Written instruction:
Can you copy out the data exactly? Leave the images out.

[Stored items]
━━━━━━

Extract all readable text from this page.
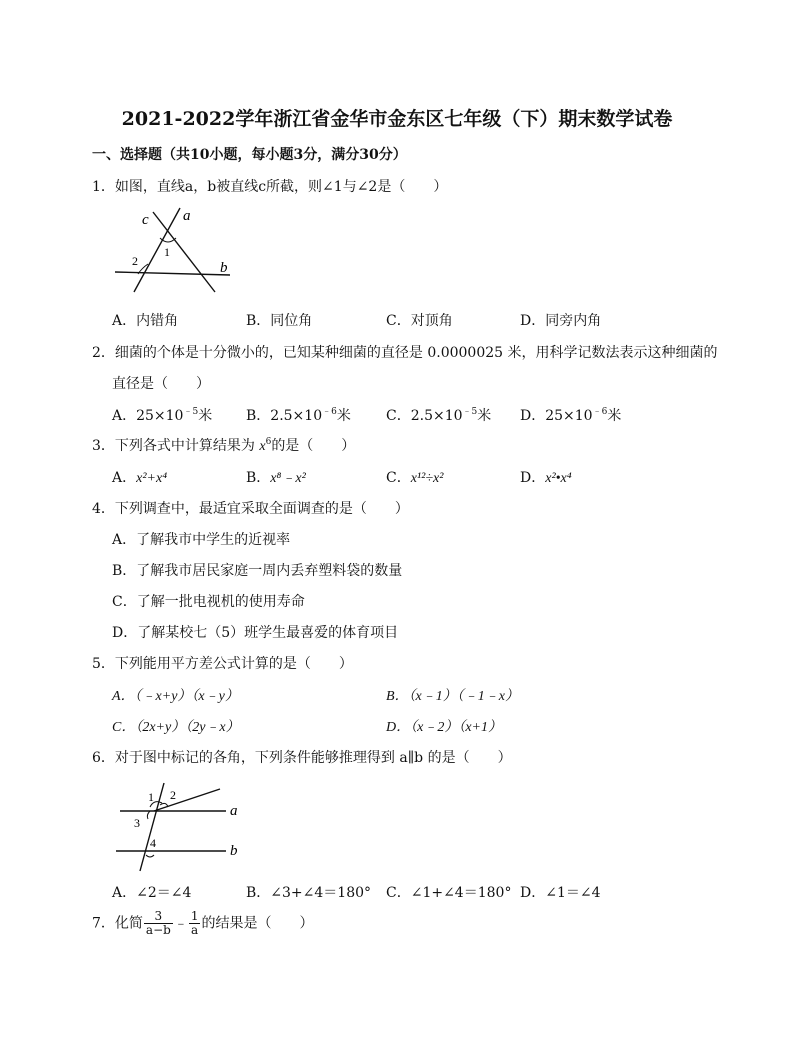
2021-2022学年浙江省金华市金东区七年级（下）期末数学试卷
一、选择题（共10小题，每小题3分，满分30分）
1．如图，直线a，b被直线c所截，则∠1与∠2是（　　）
c a
1
2	b
A．内错角	B．同位角	C．对顶角	D．同旁内角
2．细菌的个体是十分微小的，已知某种细菌的直径是 0.0000025 米，用科学记数法表示这种细菌的
直径是（　　）
A．$25\times 10^{﹣5}$米 B．$2.5\times 10^{﹣6}$米	C．$2.5\times 10^{﹣5}$米 D．$25\times 10^{﹣6}$米
3．下列各式中计算结果为 $x^6$的是（　　）
A．x²+x⁴	B．x⁸﹣x²	C．x¹²÷x²	D．x²•x⁴
4．下列调查中，最适宜采取全面调查的是（　　）
A．了解我市中学生的近视率
B．了解我市居民家庭一周内丢弃塑料袋的数量
C．了解一批电视机的使用寿命
D．了解某校七（5）班学生最喜爱的体育项目
5．下列能用平方差公式计算的是（　　）
A．（﹣x+y）（x﹣y）	B．（x﹣1）（﹣1﹣x）
C．（2x+y）（2y﹣x）	D．（x﹣2）（x+1）
6．对于图中标记的各角，下列条件能够推理得到 a∥b 的是（　　）
1 2
3
4
a
b
A．∠2＝∠4	B．∠3+∠4＝180° C．∠1+∠4＝180° D．∠1＝∠4
7．化简 $\frac{3}{a-b}$ ﹣ $\frac{1}{a}$ 的结果是（　　）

━━━━━━

Exercise solution:
Extract all readable text from this page.
2021-2022学年浙江省金华市金东区七年级（下）期末数学试卷
一、选择题（共10小题，每小题3分，满分30分）
1．如图，直线a，b被直线c所截，则∠1与∠2是（　　）
c a
1
2	b
A．内错角	B．同位角	C．对顶角	D．同旁内角
2．细菌的个体是十分微小的，已知某种细菌的直径是 0.0000025 米，用科学记数法表示这种细菌的
直径是（　　）
A．$25\times 10^{﹣5}$米 B．$2.5\times 10^{﹣6}$米	C．$2.5\times 10^{﹣5}$米 D．$25\times 10^{﹣6}$米
3．下列各式中计算结果为 $x^6$的是（　　）
A．x²+x⁴	B．x⁸﹣x²	C．x¹²÷x²	D．x²•x⁴
4．下列调查中，最适宜采取全面调查的是（　　）
A．了解我市中学生的近视率
B．了解我市居民家庭一周内丢弃塑料袋的数量
C．了解一批电视机的使用寿命
D．了解某校七（5）班学生最喜爱的体育项目
5．下列能用平方差公式计算的是（　　）
A．（﹣x+y）（x﹣y）	B．（x﹣1）（﹣1﹣x）
C．（2x+y）（2y﹣x）	D．（x﹣2）（x+1）
6．对于图中标记的各角，下列条件能够推理得到 a∥b 的是（　　）
1 2
3
4
a
b
A．∠2＝∠4	B．∠3+∠4＝180° C．∠1+∠4＝180° D．∠1＝∠4
7．化简 $\frac{3}{a-b}$ ﹣ $\frac{1}{a}$ 的结果是（　　）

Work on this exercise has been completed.